> [PROBLEM DETAILS] Quote every line below exactly as it reads.

> [MATERIAL TO PROCESS]
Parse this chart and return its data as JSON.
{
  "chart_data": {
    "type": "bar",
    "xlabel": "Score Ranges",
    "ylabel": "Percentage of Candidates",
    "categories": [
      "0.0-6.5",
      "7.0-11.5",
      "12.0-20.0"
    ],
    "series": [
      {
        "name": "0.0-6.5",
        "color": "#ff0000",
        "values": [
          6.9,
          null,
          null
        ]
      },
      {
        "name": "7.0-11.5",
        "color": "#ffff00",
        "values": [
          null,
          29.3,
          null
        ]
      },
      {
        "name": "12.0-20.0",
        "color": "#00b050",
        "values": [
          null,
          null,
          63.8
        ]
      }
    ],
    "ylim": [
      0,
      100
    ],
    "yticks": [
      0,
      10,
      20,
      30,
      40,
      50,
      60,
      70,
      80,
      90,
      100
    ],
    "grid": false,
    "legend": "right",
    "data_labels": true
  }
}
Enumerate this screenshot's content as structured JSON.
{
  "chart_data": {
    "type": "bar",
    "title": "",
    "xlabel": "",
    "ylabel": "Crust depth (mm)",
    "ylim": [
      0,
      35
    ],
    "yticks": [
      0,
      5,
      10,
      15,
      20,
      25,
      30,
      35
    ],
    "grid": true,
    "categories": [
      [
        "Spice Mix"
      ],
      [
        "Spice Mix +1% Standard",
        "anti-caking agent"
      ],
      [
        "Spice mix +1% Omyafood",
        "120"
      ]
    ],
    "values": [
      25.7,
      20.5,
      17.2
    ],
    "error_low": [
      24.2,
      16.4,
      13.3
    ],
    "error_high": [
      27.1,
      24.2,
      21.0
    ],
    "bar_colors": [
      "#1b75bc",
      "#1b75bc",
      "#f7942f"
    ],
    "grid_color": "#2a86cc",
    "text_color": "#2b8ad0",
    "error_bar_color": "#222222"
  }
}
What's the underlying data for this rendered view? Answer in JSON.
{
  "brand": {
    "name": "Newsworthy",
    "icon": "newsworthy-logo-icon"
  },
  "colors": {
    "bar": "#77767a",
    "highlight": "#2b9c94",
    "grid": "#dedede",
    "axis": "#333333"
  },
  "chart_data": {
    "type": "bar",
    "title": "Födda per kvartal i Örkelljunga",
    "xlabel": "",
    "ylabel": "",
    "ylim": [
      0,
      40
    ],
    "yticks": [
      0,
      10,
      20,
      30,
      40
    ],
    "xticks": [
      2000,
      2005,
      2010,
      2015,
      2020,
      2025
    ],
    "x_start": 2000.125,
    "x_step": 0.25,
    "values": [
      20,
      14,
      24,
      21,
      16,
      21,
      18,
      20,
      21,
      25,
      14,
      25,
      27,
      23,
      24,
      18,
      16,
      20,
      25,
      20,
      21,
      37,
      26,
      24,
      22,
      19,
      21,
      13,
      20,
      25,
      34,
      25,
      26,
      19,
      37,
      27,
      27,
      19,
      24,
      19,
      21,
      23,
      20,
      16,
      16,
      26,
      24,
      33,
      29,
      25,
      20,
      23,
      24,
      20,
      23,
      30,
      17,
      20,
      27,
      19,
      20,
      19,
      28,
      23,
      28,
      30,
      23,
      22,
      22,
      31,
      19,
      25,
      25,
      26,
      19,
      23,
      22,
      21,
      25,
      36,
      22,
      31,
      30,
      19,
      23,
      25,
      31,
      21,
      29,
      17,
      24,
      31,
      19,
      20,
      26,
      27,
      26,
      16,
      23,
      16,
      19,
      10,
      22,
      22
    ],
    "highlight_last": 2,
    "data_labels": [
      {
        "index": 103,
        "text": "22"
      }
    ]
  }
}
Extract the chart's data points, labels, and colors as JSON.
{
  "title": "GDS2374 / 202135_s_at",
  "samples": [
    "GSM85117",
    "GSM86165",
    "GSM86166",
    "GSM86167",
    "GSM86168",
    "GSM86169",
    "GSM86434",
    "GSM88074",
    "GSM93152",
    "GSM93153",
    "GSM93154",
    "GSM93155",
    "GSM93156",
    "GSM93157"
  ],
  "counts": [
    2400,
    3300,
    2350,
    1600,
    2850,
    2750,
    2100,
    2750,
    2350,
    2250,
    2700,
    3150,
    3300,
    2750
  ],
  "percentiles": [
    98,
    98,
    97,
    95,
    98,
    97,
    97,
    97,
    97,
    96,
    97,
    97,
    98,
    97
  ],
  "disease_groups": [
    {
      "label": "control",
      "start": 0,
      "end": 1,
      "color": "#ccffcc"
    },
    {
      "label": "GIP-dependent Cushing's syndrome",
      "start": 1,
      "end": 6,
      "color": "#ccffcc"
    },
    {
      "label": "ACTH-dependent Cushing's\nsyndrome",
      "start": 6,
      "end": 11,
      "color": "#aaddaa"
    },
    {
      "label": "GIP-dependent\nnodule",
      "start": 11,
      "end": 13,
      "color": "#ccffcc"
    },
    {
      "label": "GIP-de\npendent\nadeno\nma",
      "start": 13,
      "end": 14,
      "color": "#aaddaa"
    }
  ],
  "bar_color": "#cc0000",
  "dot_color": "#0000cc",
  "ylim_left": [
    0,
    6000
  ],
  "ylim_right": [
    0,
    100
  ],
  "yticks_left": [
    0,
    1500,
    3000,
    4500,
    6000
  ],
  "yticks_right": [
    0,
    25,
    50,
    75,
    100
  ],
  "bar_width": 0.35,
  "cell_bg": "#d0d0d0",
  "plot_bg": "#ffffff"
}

> [TASK OUTPUT]
Parse this chart and return its data as JSON.
{
  "chart_data": {
    "type": "bar",
    "xlabel": "Score Ranges",
    "ylabel": "Percentage of Candidates",
    "categories": [
      "0.0-6.5",
      "7.0-11.5",
      "12.0-20.0"
    ],
    "series": [
      {
        "name": "0.0-6.5",
        "color": "#ff0000",
        "values": [
          6.9,
          null,
          null
        ]
      },
      {
        "name": "7.0-11.5",
        "color": "#ffff00",
        "values": [
          null,
          29.3,
          null
        ]
      },
      {
        "name": "12.0-20.0",
        "color": "#00b050",
        "values": [
          null,
          null,
          63.8
        ]
      }
    ],
    "ylim": [
      0,
      100
    ],
    "yticks": [
      0,
      10,
      20,
      30,
      40,
      50,
      60,
      70,
      80,
      90,
      100
    ],
    "grid": false,
    "legend": "right",
    "data_labels": true
  }
}
Enumerate this screenshot's content as structured JSON.
{
  "chart_data": {
    "type": "bar",
    "title": "",
    "xlabel": "",
    "ylabel": "Crust depth (mm)",
    "ylim": [
      0,
      35
    ],
    "yticks": [
      0,
      5,
      10,
      15,
      20,
      25,
      30,
      35
    ],
    "grid": true,
    "categories": [
      [
        "Spice Mix"
      ],
      [
        "Spice Mix +1% Standard",
        "anti-caking agent"
      ],
      [
        "Spice mix +1% Omyafood",
        "120"
      ]
    ],
    "values": [
      25.7,
      20.5,
      17.2
    ],
    "error_low": [
      24.2,
      16.4,
      13.3
    ],
    "error_high": [
      27.1,
      24.2,
      21.0
    ],
    "bar_colors": [
      "#1b75bc",
      "#1b75bc",
      "#f7942f"
    ],
    "grid_color": "#2a86cc",
    "text_color": "#2b8ad0",
    "error_bar_color": "#222222"
  }
}
What's the underlying data for this rendered view? Answer in JSON.
{
  "brand": {
    "name": "Newsworthy",
    "icon": "newsworthy-logo-icon"
  },
  "colors": {
    "bar": "#77767a",
    "highlight": "#2b9c94",
    "grid": "#dedede",
    "axis": "#333333"
  },
  "chart_data": {
    "type": "bar",
    "title": "Födda per kvartal i Örkelljunga",
    "xlabel": "",
    "ylabel": "",
    "ylim": [
      0,
      40
    ],
    "yticks": [
      0,
      10,
      20,
      30,
      40
    ],
    "xticks": [
      2000,
      2005,
      2010,
      2015,
      2020,
      2025
    ],
    "x_start": 2000.125,
    "x_step": 0.25,
    "values": [
      20,
      14,
      24,
      21,
      16,
      21,
      18,
      20,
      21,
      25,
      14,
      25,
      27,
      23,
      24,
      18,
      16,
      20,
      25,
      20,
      21,
      37,
      26,
      24,
      22,
      19,
      21,
      13,
      20,
      25,
      34,
      25,
      26,
      19,
      37,
      27,
      27,
      19,
      24,
      19,
      21,
      23,
      20,
      16,
      16,
      26,
      24,
      33,
      29,
      25,
      20,
      23,
      24,
      20,
      23,
      30,
      17,
      20,
      27,
      19,
      20,
      19,
      28,
      23,
      28,
      30,
      23,
      22,
      22,
      31,
      19,
      25,
      25,
      26,
      19,
      23,
      22,
      21,
      25,
      36,
      22,
      31,
      30,
      19,
      23,
      25,
      31,
      21,
      29,
      17,
      24,
      31,
      19,
      20,
      26,
      27,
      26,
      16,
      23,
      16,
      19,
      10,
      22,
      22
    ],
    "highlight_last": 2,
    "data_labels": [
      {
        "index": 103,
        "text": "22"
      }
    ]
  }
}
Extract the chart's data points, labels, and colors as JSON.
{
  "title": "GDS2374 / 202135_s_at",
  "samples": [
    "GSM85117",
    "GSM86165",
    "GSM86166",
    "GSM86167",
    "GSM86168",
    "GSM86169",
    "GSM86434",
    "GSM88074",
    "GSM93152",
    "GSM93153",
    "GSM93154",
    "GSM93155",
    "GSM93156",
    "GSM93157"
  ],
  "counts": [
    2400,
    3300,
    2350,
    1600,
    2850,
    2750,
    2100,
    2750,
    2350,
    2250,
    2700,
    3150,
    3300,
    2750
  ],
  "percentiles": [
    98,
    98,
    97,
    95,
    98,
    97,
    97,
    97,
    97,
    96,
    97,
    97,
    98,
    97
  ],
  "disease_groups": [
    {
      "label": "control",
      "start": 0,
      "end": 1,
      "color": "#ccffcc"
    },
    {
      "label": "GIP-dependent Cushing's syndrome",
      "start": 1,
      "end": 6,
      "color": "#ccffcc"
    },
    {
      "label": "ACTH-dependent Cushing's\nsyndrome",
      "start": 6,
      "end": 11,
      "color": "#aaddaa"
    },
    {
      "label": "GIP-dependent\nnodule",
      "start": 11,
      "end": 13,
      "color": "#ccffcc"
    },
    {
      "label": "GIP-de\npendent\nadeno\nma",
      "start": 13,
      "end": 14,
      "color": "#aaddaa"
    }
  ],
  "bar_color": "#cc0000",
  "dot_color": "#0000cc",
  "ylim_left": [
    0,
    6000
  ],
  "ylim_right": [
    0,
    100
  ],
  "yticks_left": [
    0,
    1500,
    3000,
    4500,
    6000
  ],
  "yticks_right": [
    0,
    25,
    50,
    75,
    100
  ],
  "bar_width": 0.35,
  "cell_bg": "#d0d0d0",
  "plot_bg": "#ffffff"
}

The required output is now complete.